EXERCISE
Every line with the word "name" in it should be extracted from the data that follows.

RECORD EXCERPTS
····················
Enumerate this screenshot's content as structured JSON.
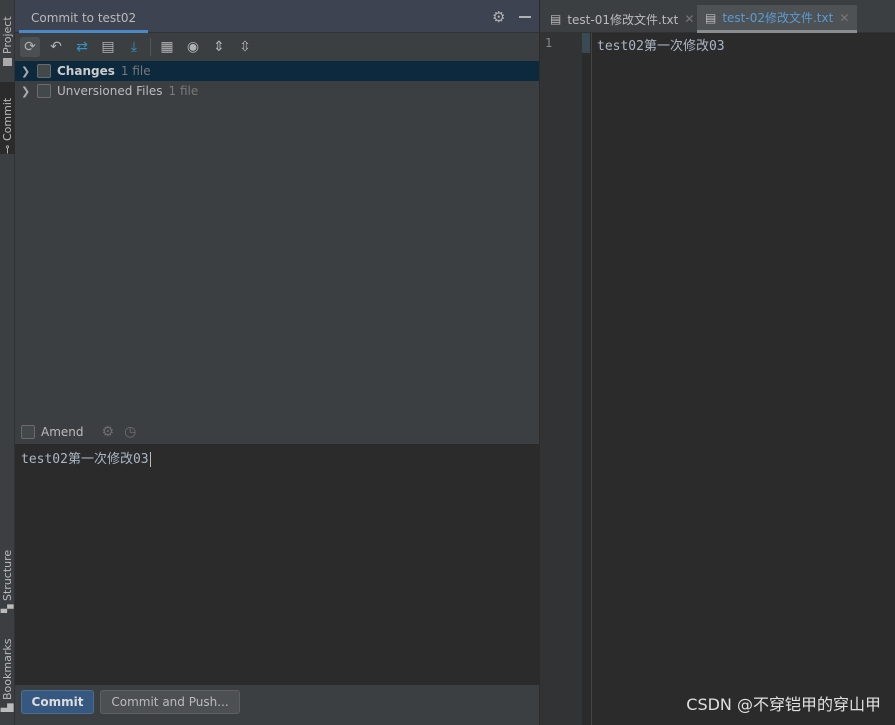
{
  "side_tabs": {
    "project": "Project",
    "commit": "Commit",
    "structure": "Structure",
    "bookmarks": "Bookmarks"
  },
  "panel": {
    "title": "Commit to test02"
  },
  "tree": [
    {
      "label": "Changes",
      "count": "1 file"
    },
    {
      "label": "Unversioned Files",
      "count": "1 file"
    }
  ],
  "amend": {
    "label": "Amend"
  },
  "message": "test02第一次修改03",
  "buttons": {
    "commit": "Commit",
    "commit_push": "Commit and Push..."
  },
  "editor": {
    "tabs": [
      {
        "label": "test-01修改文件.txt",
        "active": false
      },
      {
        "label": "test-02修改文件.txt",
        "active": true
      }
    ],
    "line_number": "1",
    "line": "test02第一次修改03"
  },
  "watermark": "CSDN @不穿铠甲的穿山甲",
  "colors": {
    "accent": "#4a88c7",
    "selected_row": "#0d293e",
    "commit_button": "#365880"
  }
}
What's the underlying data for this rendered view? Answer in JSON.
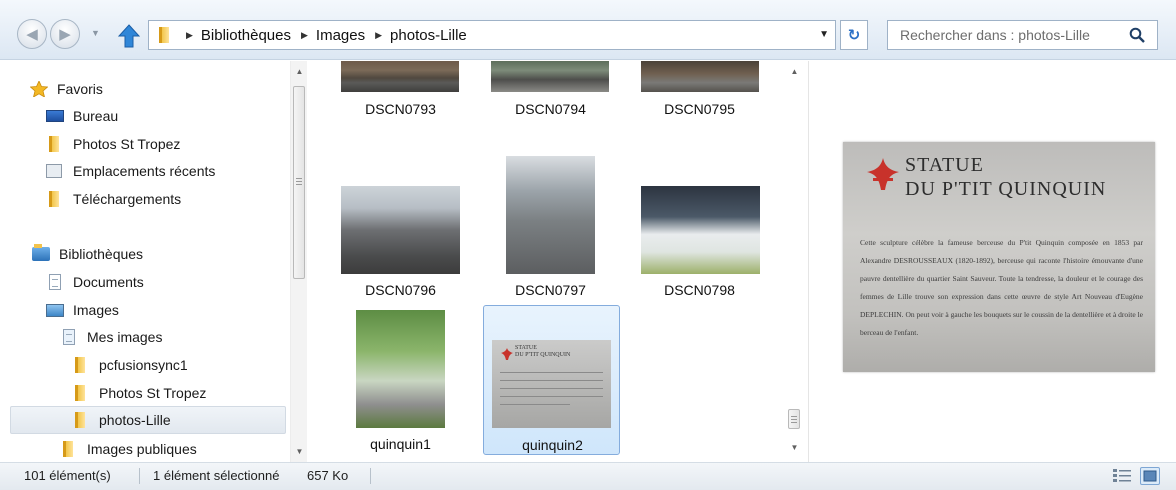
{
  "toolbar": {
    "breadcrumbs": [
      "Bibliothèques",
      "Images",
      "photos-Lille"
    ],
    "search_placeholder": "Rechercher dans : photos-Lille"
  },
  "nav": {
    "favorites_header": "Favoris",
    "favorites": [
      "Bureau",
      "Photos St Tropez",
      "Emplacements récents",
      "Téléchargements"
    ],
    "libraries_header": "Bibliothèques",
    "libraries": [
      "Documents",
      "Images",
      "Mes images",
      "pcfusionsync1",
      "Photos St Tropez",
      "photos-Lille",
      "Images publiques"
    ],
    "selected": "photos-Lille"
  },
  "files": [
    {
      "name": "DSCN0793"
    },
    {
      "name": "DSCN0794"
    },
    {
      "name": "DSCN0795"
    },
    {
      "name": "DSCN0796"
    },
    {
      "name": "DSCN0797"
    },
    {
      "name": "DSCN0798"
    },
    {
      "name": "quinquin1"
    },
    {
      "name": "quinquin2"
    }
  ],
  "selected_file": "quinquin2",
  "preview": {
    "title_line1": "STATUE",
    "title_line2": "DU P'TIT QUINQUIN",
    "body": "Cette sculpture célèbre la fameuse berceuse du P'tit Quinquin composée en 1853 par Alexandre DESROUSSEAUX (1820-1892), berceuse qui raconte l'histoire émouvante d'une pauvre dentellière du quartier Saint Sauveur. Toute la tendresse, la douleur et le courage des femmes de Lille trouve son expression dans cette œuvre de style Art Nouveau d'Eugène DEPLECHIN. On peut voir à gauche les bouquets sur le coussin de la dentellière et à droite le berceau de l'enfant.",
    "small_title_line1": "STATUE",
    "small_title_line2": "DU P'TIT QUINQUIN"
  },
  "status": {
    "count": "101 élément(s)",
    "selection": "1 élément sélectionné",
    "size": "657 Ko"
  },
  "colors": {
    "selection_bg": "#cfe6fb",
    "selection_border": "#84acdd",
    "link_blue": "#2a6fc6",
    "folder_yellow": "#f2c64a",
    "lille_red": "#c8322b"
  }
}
····················
OUTPUT OF THE TASK
      "name": "DSCN0793"
      "name": "DSCN0794"
      "name": "DSCN0795"
      "name": "DSCN0796"
      "name": "DSCN0797"
      "name": "DSCN0798"
      "name": "quinquin1"
      "name": "quinquin2"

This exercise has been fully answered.